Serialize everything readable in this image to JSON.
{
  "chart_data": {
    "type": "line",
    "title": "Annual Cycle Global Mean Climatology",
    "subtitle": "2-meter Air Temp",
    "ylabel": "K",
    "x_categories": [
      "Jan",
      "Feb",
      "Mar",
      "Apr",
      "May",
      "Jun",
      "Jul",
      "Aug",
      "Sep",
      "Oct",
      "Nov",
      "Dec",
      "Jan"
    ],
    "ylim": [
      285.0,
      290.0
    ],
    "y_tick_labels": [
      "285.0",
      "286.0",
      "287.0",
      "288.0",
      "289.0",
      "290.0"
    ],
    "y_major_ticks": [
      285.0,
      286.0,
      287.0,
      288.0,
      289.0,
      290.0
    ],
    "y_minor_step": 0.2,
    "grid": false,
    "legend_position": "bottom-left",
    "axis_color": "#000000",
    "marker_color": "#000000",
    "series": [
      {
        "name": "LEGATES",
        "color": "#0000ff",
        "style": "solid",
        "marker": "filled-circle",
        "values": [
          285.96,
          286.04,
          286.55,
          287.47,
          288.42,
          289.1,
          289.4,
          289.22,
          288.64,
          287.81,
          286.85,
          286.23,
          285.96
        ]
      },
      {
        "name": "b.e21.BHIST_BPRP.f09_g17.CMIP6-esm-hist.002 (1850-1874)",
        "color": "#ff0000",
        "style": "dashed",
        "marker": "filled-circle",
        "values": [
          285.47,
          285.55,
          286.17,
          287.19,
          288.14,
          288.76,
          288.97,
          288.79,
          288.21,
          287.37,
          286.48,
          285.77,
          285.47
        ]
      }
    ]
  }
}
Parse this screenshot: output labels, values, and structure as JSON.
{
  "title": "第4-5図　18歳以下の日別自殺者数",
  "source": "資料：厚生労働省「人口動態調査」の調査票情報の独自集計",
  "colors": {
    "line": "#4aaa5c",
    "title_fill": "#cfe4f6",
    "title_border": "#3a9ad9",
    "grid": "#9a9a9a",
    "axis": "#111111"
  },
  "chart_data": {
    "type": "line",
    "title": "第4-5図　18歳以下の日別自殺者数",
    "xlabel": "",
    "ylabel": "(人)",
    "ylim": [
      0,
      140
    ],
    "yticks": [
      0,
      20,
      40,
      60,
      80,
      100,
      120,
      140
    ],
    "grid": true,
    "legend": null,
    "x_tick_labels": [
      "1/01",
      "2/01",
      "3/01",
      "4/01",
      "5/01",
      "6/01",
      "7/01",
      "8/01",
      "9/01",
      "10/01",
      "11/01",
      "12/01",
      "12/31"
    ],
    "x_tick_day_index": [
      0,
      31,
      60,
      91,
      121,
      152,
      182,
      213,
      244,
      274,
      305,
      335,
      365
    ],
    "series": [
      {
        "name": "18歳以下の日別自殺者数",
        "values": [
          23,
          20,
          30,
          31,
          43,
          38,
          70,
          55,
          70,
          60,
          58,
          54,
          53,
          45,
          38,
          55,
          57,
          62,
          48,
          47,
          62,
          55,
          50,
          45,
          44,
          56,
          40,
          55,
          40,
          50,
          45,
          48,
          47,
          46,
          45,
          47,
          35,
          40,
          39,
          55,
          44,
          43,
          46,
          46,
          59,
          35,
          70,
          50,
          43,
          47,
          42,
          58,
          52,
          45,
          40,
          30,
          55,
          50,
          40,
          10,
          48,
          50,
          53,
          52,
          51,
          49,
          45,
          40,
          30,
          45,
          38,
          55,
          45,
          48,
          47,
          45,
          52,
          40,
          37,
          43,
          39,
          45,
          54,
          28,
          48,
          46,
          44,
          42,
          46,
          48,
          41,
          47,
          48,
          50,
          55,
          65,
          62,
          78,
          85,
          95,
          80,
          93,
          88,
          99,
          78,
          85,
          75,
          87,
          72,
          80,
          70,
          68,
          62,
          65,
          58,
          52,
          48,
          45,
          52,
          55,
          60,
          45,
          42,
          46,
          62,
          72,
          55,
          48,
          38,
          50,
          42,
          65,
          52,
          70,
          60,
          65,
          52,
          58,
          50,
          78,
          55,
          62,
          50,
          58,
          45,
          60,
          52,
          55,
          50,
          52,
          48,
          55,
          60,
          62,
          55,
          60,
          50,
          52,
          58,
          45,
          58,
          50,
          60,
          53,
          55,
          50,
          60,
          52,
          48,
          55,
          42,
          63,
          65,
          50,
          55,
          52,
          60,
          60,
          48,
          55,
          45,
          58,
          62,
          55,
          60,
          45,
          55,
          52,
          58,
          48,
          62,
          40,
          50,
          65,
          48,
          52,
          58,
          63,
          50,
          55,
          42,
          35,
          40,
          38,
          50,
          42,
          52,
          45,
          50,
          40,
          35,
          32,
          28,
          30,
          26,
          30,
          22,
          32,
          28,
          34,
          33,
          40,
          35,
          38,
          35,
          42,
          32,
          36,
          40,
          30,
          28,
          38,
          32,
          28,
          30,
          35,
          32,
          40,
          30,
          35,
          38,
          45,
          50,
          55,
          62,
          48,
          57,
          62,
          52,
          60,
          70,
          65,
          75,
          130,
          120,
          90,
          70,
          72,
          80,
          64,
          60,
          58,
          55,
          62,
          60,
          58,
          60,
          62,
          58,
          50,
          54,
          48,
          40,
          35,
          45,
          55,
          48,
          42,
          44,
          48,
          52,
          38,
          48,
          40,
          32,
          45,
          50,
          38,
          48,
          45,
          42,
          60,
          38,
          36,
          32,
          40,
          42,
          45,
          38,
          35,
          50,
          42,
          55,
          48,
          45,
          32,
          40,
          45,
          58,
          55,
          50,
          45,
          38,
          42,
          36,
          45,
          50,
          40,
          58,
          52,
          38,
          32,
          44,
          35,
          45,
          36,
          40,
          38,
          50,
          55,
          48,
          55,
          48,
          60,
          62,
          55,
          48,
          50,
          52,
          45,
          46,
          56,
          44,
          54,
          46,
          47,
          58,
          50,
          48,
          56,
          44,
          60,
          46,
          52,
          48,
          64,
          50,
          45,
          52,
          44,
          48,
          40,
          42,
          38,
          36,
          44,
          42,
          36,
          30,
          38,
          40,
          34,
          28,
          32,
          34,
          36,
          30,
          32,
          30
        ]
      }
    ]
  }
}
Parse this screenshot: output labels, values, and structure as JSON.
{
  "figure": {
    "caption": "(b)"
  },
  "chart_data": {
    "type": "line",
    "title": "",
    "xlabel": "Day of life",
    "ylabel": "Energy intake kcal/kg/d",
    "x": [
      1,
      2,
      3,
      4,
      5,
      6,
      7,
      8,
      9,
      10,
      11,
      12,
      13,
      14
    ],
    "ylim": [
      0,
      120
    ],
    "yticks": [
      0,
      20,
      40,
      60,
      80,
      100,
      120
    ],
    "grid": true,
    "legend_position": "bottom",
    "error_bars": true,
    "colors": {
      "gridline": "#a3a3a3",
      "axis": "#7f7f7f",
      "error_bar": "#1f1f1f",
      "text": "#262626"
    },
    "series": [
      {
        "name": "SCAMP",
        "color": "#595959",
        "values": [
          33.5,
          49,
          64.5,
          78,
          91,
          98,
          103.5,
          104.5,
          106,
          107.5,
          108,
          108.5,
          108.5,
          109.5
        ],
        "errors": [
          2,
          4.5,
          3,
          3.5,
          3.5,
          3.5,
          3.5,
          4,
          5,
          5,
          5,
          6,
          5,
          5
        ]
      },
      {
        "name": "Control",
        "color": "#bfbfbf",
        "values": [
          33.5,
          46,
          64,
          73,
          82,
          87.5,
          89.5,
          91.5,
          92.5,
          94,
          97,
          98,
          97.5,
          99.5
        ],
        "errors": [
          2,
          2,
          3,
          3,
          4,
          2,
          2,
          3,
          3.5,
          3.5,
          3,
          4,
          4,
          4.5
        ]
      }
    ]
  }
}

-.-.-

Take the entries above and transcribe them exactly.

Serialize everything readable in this image to JSON.
{
  "chart_data": {
    "type": "line",
    "title": "Annual Cycle Global Mean Climatology",
    "subtitle": "2-meter Air Temp",
    "ylabel": "K",
    "x_categories": [
      "Jan",
      "Feb",
      "Mar",
      "Apr",
      "May",
      "Jun",
      "Jul",
      "Aug",
      "Sep",
      "Oct",
      "Nov",
      "Dec",
      "Jan"
    ],
    "ylim": [
      285.0,
      290.0
    ],
    "y_tick_labels": [
      "285.0",
      "286.0",
      "287.0",
      "288.0",
      "289.0",
      "290.0"
    ],
    "y_major_ticks": [
      285.0,
      286.0,
      287.0,
      288.0,
      289.0,
      290.0
    ],
    "y_minor_step": 0.2,
    "grid": false,
    "legend_position": "bottom-left",
    "axis_color": "#000000",
    "marker_color": "#000000",
    "series": [
      {
        "name": "LEGATES",
        "color": "#0000ff",
        "style": "solid",
        "marker": "filled-circle",
        "values": [
          285.96,
          286.04,
          286.55,
          287.47,
          288.42,
          289.1,
          289.4,
          289.22,
          288.64,
          287.81,
          286.85,
          286.23,
          285.96
        ]
      },
      {
        "name": "b.e21.BHIST_BPRP.f09_g17.CMIP6-esm-hist.002 (1850-1874)",
        "color": "#ff0000",
        "style": "dashed",
        "marker": "filled-circle",
        "values": [
          285.47,
          285.55,
          286.17,
          287.19,
          288.14,
          288.76,
          288.97,
          288.79,
          288.21,
          287.37,
          286.48,
          285.77,
          285.47
        ]
      }
    ]
  }
}
Parse this screenshot: output labels, values, and structure as JSON.
{
  "title": "第4-5図　18歳以下の日別自殺者数",
  "source": "資料：厚生労働省「人口動態調査」の調査票情報の独自集計",
  "colors": {
    "line": "#4aaa5c",
    "title_fill": "#cfe4f6",
    "title_border": "#3a9ad9",
    "grid": "#9a9a9a",
    "axis": "#111111"
  },
  "chart_data": {
    "type": "line",
    "title": "第4-5図　18歳以下の日別自殺者数",
    "xlabel": "",
    "ylabel": "(人)",
    "ylim": [
      0,
      140
    ],
    "yticks": [
      0,
      20,
      40,
      60,
      80,
      100,
      120,
      140
    ],
    "grid": true,
    "legend": null,
    "x_tick_labels": [
      "1/01",
      "2/01",
      "3/01",
      "4/01",
      "5/01",
      "6/01",
      "7/01",
      "8/01",
      "9/01",
      "10/01",
      "11/01",
      "12/01",
      "12/31"
    ],
    "x_tick_day_index": [
      0,
      31,
      60,
      91,
      121,
      152,
      182,
      213,
      244,
      274,
      305,
      335,
      365
    ],
    "series": [
      {
        "name": "18歳以下の日別自殺者数",
        "values": [
          23,
          20,
          30,
          31,
          43,
          38,
          70,
          55,
          70,
          60,
          58,
          54,
          53,
          45,
          38,
          55,
          57,
          62,
          48,
          47,
          62,
          55,
          50,
          45,
          44,
          56,
          40,
          55,
          40,
          50,
          45,
          48,
          47,
          46,
          45,
          47,
          35,
          40,
          39,
          55,
          44,
          43,
          46,
          46,
          59,
          35,
          70,
          50,
          43,
          47,
          42,
          58,
          52,
          45,
          40,
          30,
          55,
          50,
          40,
          10,
          48,
          50,
          53,
          52,
          51,
          49,
          45,
          40,
          30,
          45,
          38,
          55,
          45,
          48,
          47,
          45,
          52,
          40,
          37,
          43,
          39,
          45,
          54,
          28,
          48,
          46,
          44,
          42,
          46,
          48,
          41,
          47,
          48,
          50,
          55,
          65,
          62,
          78,
          85,
          95,
          80,
          93,
          88,
          99,
          78,
          85,
          75,
          87,
          72,
          80,
          70,
          68,
          62,
          65,
          58,
          52,
          48,
          45,
          52,
          55,
          60,
          45,
          42,
          46,
          62,
          72,
          55,
          48,
          38,
          50,
          42,
          65,
          52,
          70,
          60,
          65,
          52,
          58,
          50,
          78,
          55,
          62,
          50,
          58,
          45,
          60,
          52,
          55,
          50,
          52,
          48,
          55,
          60,
          62,
          55,
          60,
          50,
          52,
          58,
          45,
          58,
          50,
          60,
          53,
          55,
          50,
          60,
          52,
          48,
          55,
          42,
          63,
          65,
          50,
          55,
          52,
          60,
          60,
          48,
          55,
          45,
          58,
          62,
          55,
          60,
          45,
          55,
          52,
          58,
          48,
          62,
          40,
          50,
          65,
          48,
          52,
          58,
          63,
          50,
          55,
          42,
          35,
          40,
          38,
          50,
          42,
          52,
          45,
          50,
          40,
          35,
          32,
          28,
          30,
          26,
          30,
          22,
          32,
          28,
          34,
          33,
          40,
          35,
          38,
          35,
          42,
          32,
          36,
          40,
          30,
          28,
          38,
          32,
          28,
          30,
          35,
          32,
          40,
          30,
          35,
          38,
          45,
          50,
          55,
          62,
          48,
          57,
          62,
          52,
          60,
          70,
          65,
          75,
          130,
          120,
          90,
          70,
          72,
          80,
          64,
          60,
          58,
          55,
          62,
          60,
          58,
          60,
          62,
          58,
          50,
          54,
          48,
          40,
          35,
          45,
          55,
          48,
          42,
          44,
          48,
          52,
          38,
          48,
          40,
          32,
          45,
          50,
          38,
          48,
          45,
          42,
          60,
          38,
          36,
          32,
          40,
          42,
          45,
          38,
          35,
          50,
          42,
          55,
          48,
          45,
          32,
          40,
          45,
          58,
          55,
          50,
          45,
          38,
          42,
          36,
          45,
          50,
          40,
          58,
          52,
          38,
          32,
          44,
          35,
          45,
          36,
          40,
          38,
          50,
          55,
          48,
          55,
          48,
          60,
          62,
          55,
          48,
          50,
          52,
          45,
          46,
          56,
          44,
          54,
          46,
          47,
          58,
          50,
          48,
          56,
          44,
          60,
          46,
          52,
          48,
          64,
          50,
          45,
          52,
          44,
          48,
          40,
          42,
          38,
          36,
          44,
          42,
          36,
          30,
          38,
          40,
          34,
          28,
          32,
          34,
          36,
          30,
          32,
          30
        ]
      }
    ]
  }
}
Parse this screenshot: output labels, values, and structure as JSON.
{
  "figure": {
    "caption": "(b)"
  },
  "chart_data": {
    "type": "line",
    "title": "",
    "xlabel": "Day of life",
    "ylabel": "Energy intake kcal/kg/d",
    "x": [
      1,
      2,
      3,
      4,
      5,
      6,
      7,
      8,
      9,
      10,
      11,
      12,
      13,
      14
    ],
    "ylim": [
      0,
      120
    ],
    "yticks": [
      0,
      20,
      40,
      60,
      80,
      100,
      120
    ],
    "grid": true,
    "legend_position": "bottom",
    "error_bars": true,
    "colors": {
      "gridline": "#a3a3a3",
      "axis": "#7f7f7f",
      "error_bar": "#1f1f1f",
      "text": "#262626"
    },
    "series": [
      {
        "name": "SCAMP",
        "color": "#595959",
        "values": [
          33.5,
          49,
          64.5,
          78,
          91,
          98,
          103.5,
          104.5,
          106,
          107.5,
          108,
          108.5,
          108.5,
          109.5
        ],
        "errors": [
          2,
          4.5,
          3,
          3.5,
          3.5,
          3.5,
          3.5,
          4,
          5,
          5,
          5,
          6,
          5,
          5
        ]
      },
      {
        "name": "Control",
        "color": "#bfbfbf",
        "values": [
          33.5,
          46,
          64,
          73,
          82,
          87.5,
          89.5,
          91.5,
          92.5,
          94,
          97,
          98,
          97.5,
          99.5
        ],
        "errors": [
          2,
          2,
          3,
          3,
          4,
          2,
          2,
          3,
          3.5,
          3.5,
          3,
          4,
          4,
          4.5
        ]
      }
    ]
  }
}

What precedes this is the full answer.